Kutipan Teks:
---
Aksi Protes RUU Ekstradisi Warga Hong Kong Oleh Tiongkok Berlanjut

Penguasa Hong Kong menyeru semua pihak agar tenang menjelang pawai pro-demokrasi tahunan, Senin (1/7/2019) di tengah kemarahan meluas terkait dengan rancangan undang-undangan (RUU) ekstradisi warga Hong Kong oleh Tiongkok.

Orang-orang yang akan turun ke jalan diperkirakan dalam jumlah besar setelah protes-protes bulan ini menentang proposal tersebut. Lebih satu juta orang berunjuk rasa beberapa kali selama tiga pekan belakangan untuk menunjukkan kemarahan dan rasa frustrasi mereka kepada pemimpin Hong Kong dukungan Beijing Carrie Lam.
---
Data Sumber:
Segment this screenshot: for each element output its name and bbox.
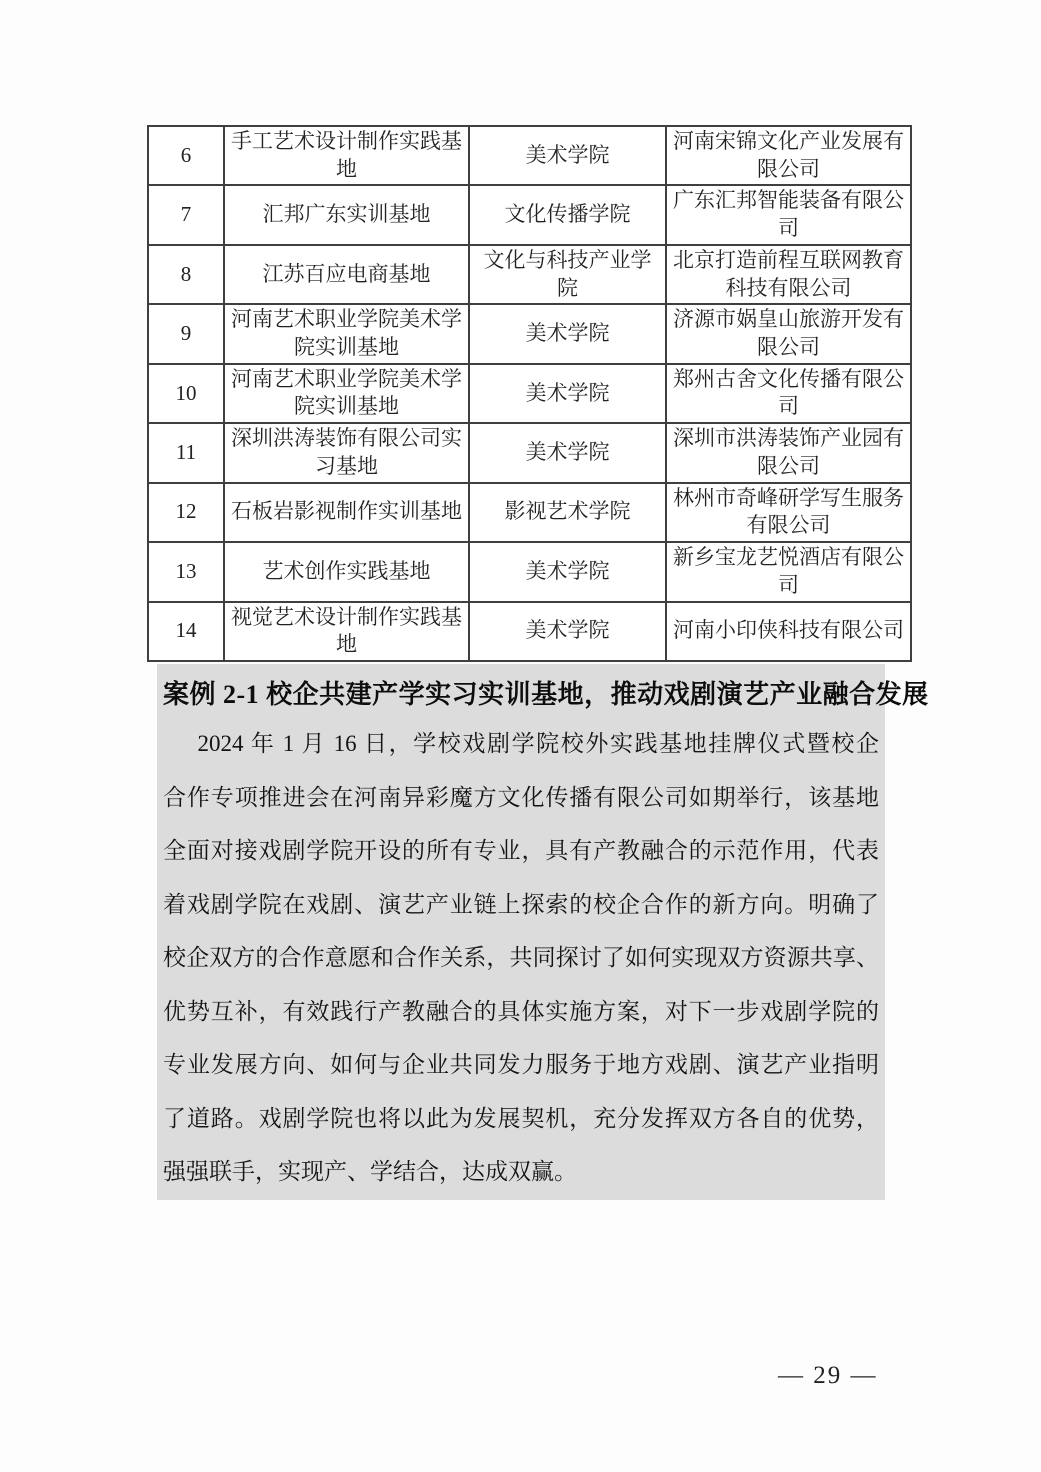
---
Soal Latihan:
**1.** Tulis ulang kata demi kata bagian teks tentang protes RUU ekstradisi Hong Kong, semuanya dari "Penguasa Hong Kong" sampai "Beijing Carrie Lam.".
**2.** Sambung teks tentang protes RUU ekstradisi Hong Kong, mulai setelah kalimat terakhirnya.

Kunci Jawaban:
**1.**
Penguasa Hong Kong menyeru semua pihak agar tenang menjelang pawai pro-demokrasi tahunan, Senin (1/7/2019) di tengah kemarahan meluas terkait dengan rancangan undang-undangan (RUU) ekstradisi warga Hong Kong oleh Tiongkok.

Orang-orang yang akan turun ke jalan diperkirakan dalam jumlah besar setelah protes-protes bulan ini menentang proposal tersebut. Lebih satu juta orang berunjuk rasa beberapa kali selama tiga pekan belakangan untuk menunjukkan kemarahan dan rasa frustrasi mereka kepada pemimpin Hong Kong dukungan Beijing Carrie Lam.

**2.**
Aksi tersebut memperlihatkan tantangan terbesar dari rakyat kepada pemimpin China Xi Jinping sejak ia naik ke tampuk kekuasaan tahun 2012. China juga sedang menghadapi perang dagang dengan Washington, ekonomi yang goyah dan ketegangan di Laut China Selatan.

Penyerahan Hong Kong, bekas koloni Inggris kepada Beijing tahun 1997, diperingati tiap tahun dan beberapa tahun belakangan ditandai dengan kesedihan yang mendalam. Para warga Hong Kong melihat aksi-aksi unjuk rasa berkali-kali diadakan menentang kendali China Daratan.

Pada 12 Juni, warga Hong Kong turun ke jalan-jalan mengadakan aksi protes terhadap rancangan undang-undang yang mengizinkan orang-orang dikirim ke daratan China untuk diadili.

Demonstrasi itu memicu polisi menembakkan gas air mata dan peluru-peluru karet dekat jantung pusat keuangan Hong Kong. Asap-asap membubung di antara gedung-gedung pencakar langit tertinggi di dunia di kota itu.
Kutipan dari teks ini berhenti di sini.